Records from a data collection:

[Start]

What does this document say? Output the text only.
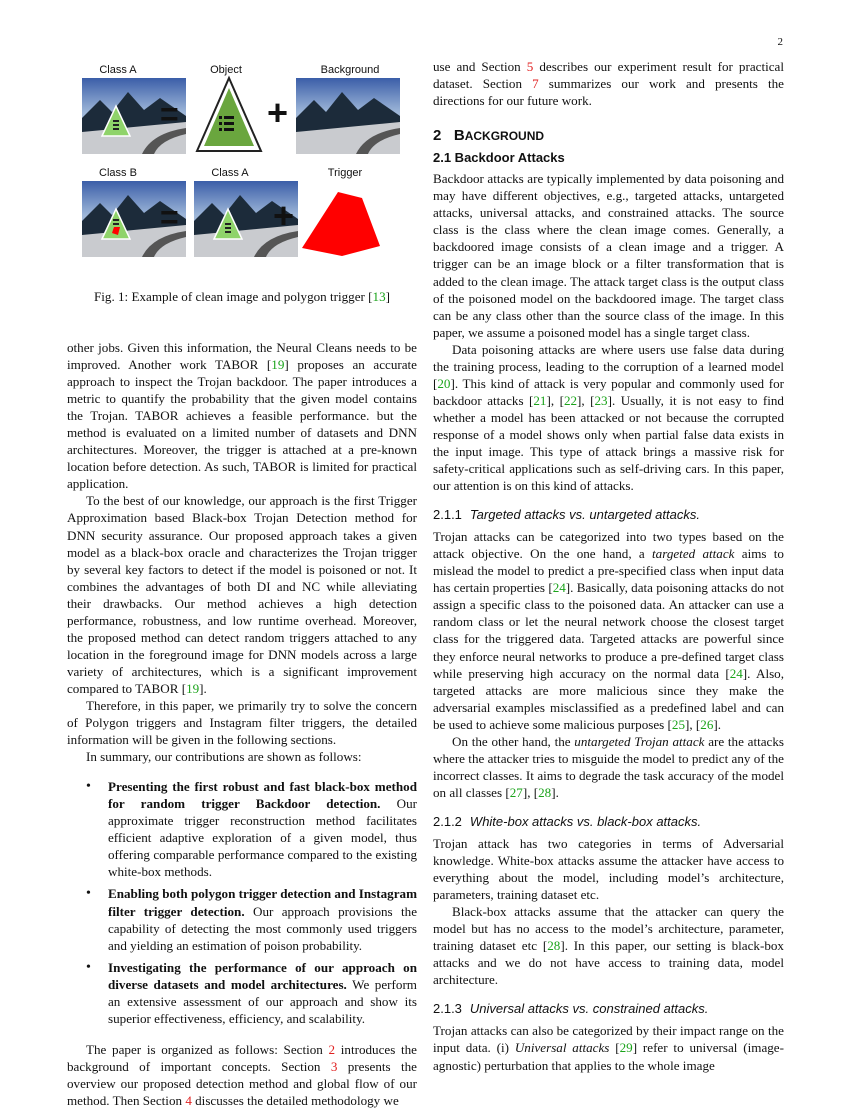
2
Class A	Object	Background
= +
Class B	Class A	Trigger
=	+
Fig. 1: Example of clean image and polygon trigger [13]

other jobs. Given this information, the Neural Cleans needs to be improved. Another work TABOR [19] proposes an accurate approach to inspect the Trojan backdoor. The paper introduces a metric to quantify the probability that the given model contains the Trojan. TABOR achieves a feasible performance. but the method is evaluated on a limited number of datasets and DNN architectures. Moreover, the trigger is attached at a pre-known location before detection. As such, TABOR is limited for practical application.

To the best of our knowledge, our approach is the first Trigger Approximation based Black-box Trojan Detection method for DNN security assurance. Our proposed approach takes a given model as a black-box oracle and characterizes the Trojan trigger by several key factors to detect if the model is poisoned or not. It combines the advantages of both DI and NC while alleviating their drawbacks. Our method achieves a high detection performance, robustness, and low runtime overhead. Moreover, the proposed method can detect random triggers attached to any location in the foreground image for DNN models across a large variety of architectures, which is a significant improvement compared to TABOR [19].

Therefore, in this paper, we primarily try to solve the concern of Polygon triggers and Instagram filter triggers, the detailed information will be given in the following sections.

In summary, our contributions are shown as follows:

• Presenting the first robust and fast black-box method for random trigger Backdoor detection. Our approximate trigger reconstruction method facilitates efficient adaptive exploration of a given model, thus offering comparable performance compared to the existing white-box methods.
• Enabling both polygon trigger detection and Instagram filter trigger detection. Our approach provisions the capability of detecting the most commonly used triggers and yielding an estimation of poison probability.
• Investigating the performance of our approach on diverse datasets and model architectures. We perform an extensive assessment of our approach and show its superior effectiveness, efficiency, and scalability.

The paper is organized as follows: Section 2 introduces the background of important concepts. Section 3 presents the overview our proposed detection method and global flow of our method. Then Section 4 discusses the detailed methodology we

use and Section 5 describes our experiment result for practical dataset. Section 7 summarizes our work and presents the directions for our future work.

2 BACKGROUND
2.1 Backdoor Attacks

Backdoor attacks are typically implemented by data poisoning and may have different objectives, e.g., targeted attacks, untargeted attacks, universal attacks, and constrained attacks. The source class is the class where the clean image comes. Generally, a backdoored image consists of a clean image and a trigger. A trigger can be an image block or a filter transformation that is added to the clean image. The attack target class is the output class of the poisoned model on the backdoored image. The target class can be any class other than the source class of the image. In this paper, we assume a poisoned model has a single target class.

Data poisoning attacks are where users use false data during the training process, leading to the corruption of a learned model [20]. This kind of attack is very popular and commonly used for backdoor attacks [21], [22], [23]. Usually, it is not easy to find whether a model has been attacked or not because the corrupted response of a model shows only when partial false data exists in the input image. This type of attack brings a massive risk for safety-critical applications such as self-driving cars. In this paper, our attention is on this kind of attacks.

2.1.1 Targeted attacks vs. untargeted attacks.

Trojan attacks can be categorized into two types based on the attack objective. On the one hand, a targeted attack aims to mislead the model to predict a pre-specified class when input data has certain properties [24]. Basically, data poisoning attacks do not assign a specific class to the poisoned data. An attacker can use a random class or let the neural network choose the closest target class for the triggered data. Targeted attacks are powerful since they enforce neural networks to produce a pre-defined target class while preserving high accuracy on the normal data [24]. Also, targeted attacks are more malicious since they make the adversarial examples misclassified as a predefined label and can be used to achieve some malicious purposes [25], [26].

On the other hand, the untargeted Trojan attack are the attacks where the attacker tries to misguide the model to predict any of the incorrect classes. It aims to degrade the task accuracy of the model on all classes [27], [28].

2.1.2 White-box attacks vs. black-box attacks.

Trojan attack has two categories in terms of Adversarial knowledge. White-box attacks assume the attacker have access to everything about the model, including model’s architecture, parameters, training dataset etc.

Black-box attacks assume that the attacker can query the model but has no access to the model’s architecture, parameter, training dataset etc [28]. In this paper, our setting is black-box attacks and we do not have access to training data, model architecture.

2.1.3 Universal attacks vs. constrained attacks.

Trojan attacks can also be categorized by their impact range on the input data. (i) Universal attacks [29] refer to universal (image-agnostic) perturbation that applies to the whole image
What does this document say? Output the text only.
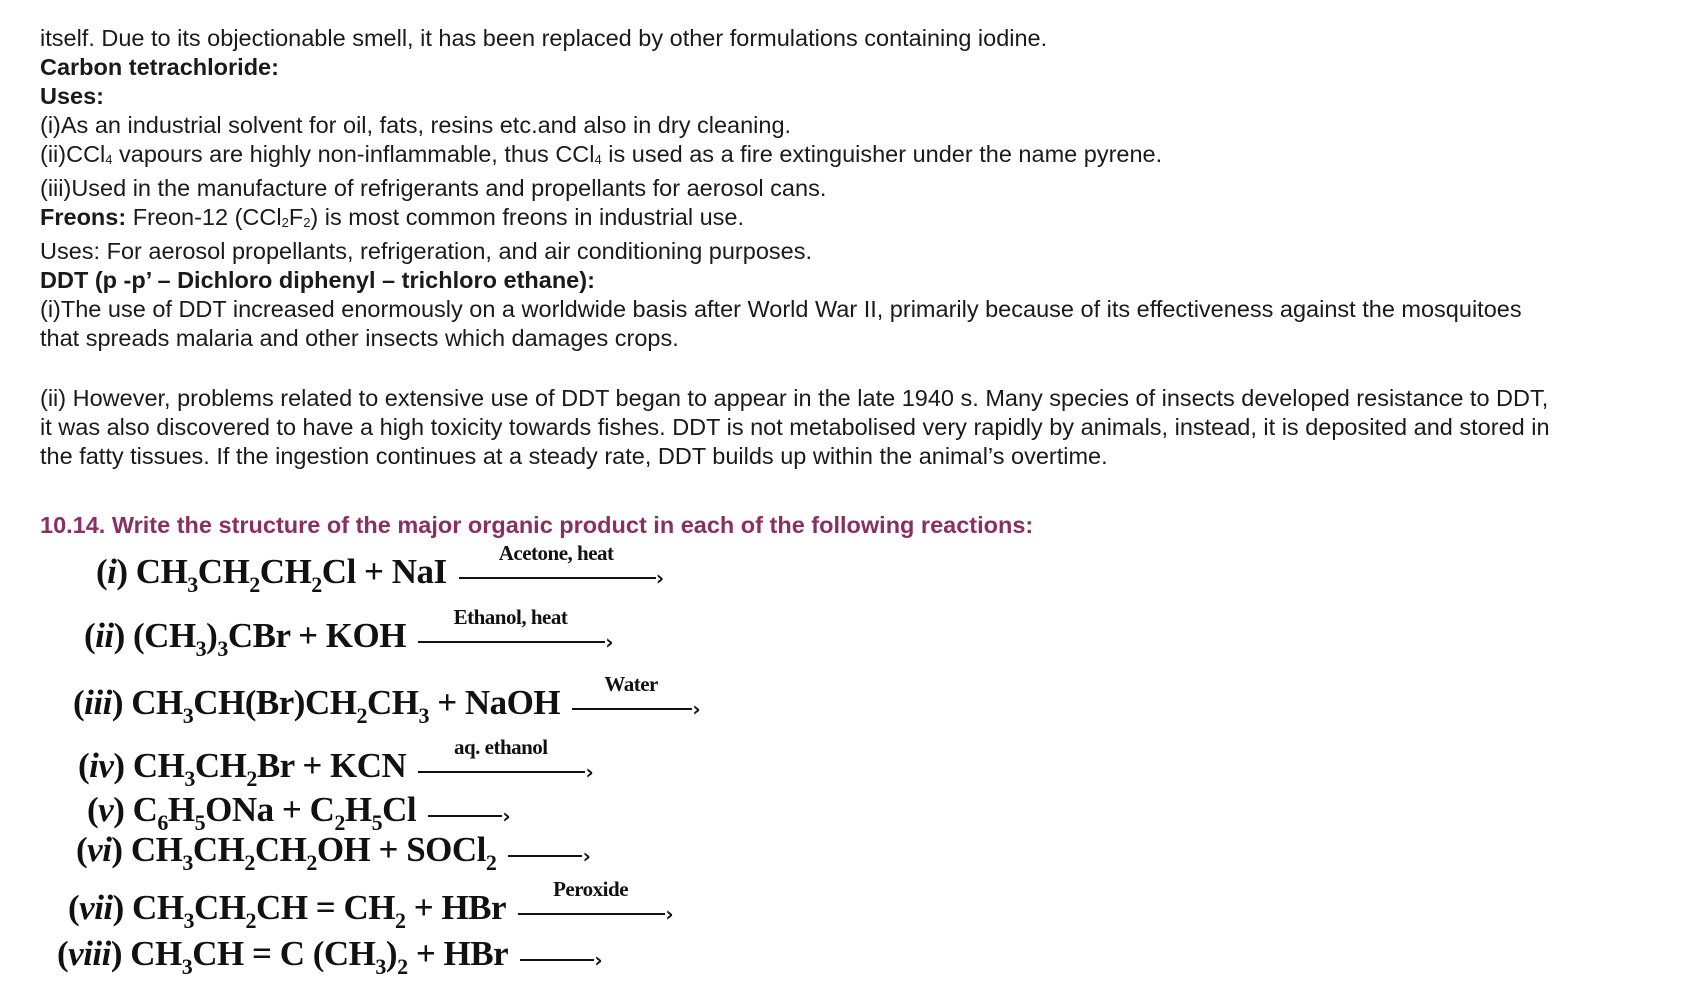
itself. Due to its objectionable smell, it has been replaced by other formulations containing iodine.
Carbon tetrachloride:
Uses:
(i)As an industrial solvent for oil, fats, resins etc.and also in dry cleaning.
(ii)CCl$_4$ vapours are highly non-inflammable, thus CCl$_4$ is used as a fire extinguisher under the name pyrene.
(iii)Used in the manufacture of refrigerants and propellants for aerosol cans.
Freons: Freon-12 $(CCl_2F_2)$ is most common freons in industrial use.
Uses: For aerosol propellants, refrigeration, and air conditioning purposes.
DDT (p -p’ – Dichloro diphenyl – trichloro ethane):
(i)The use of DDT increased enormously on a worldwide basis after World War II, primarily because of its effectiveness against the mosquitoes
that spreads malaria and other insects which damages crops.
(ii) However, problems related to extensive use of DDT began to appear in the late 1940 s. Many species of insects developed resistance to DDT,
it was also discovered to have a high toxicity towards fishes. DDT is not metabolised very rapidly by animals, instead, it is deposited and stored in
the fatty tissues. If the ingestion continues at a steady rate, DDT builds up within the animal’s overtime.
10.14. Write the structure of the major organic product in each of the following reactions:
(i) $CH_3CH_2CH_2Cl$ + NaI	›
Acetone, heat
(ii) $(CH_3)_3CBr$ + KOH	›
Ethanol, heat
(iii) $CH_3CH(Br)CH_2CH_3$ + NaOH	›
Water
(iv) $CH_3CH_2Br$ + KCN	›
aq. ethanol
(v) $C_6H_5ONa + C_2H_5Cl$	›
(vi) $CH_3CH_2CH_2OH$ + SOCl$_2$	›
(vii) $CH_3CH_2CH = CH_2$ + HBr	›
Peroxide
(viii) $CH_3CH = C$ $(CH_3)_2$ + HBr	›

[End]

Goal of the exercise:
The required answer is a single number: the count of lines in the entries that hold the string "most".

Solution:
2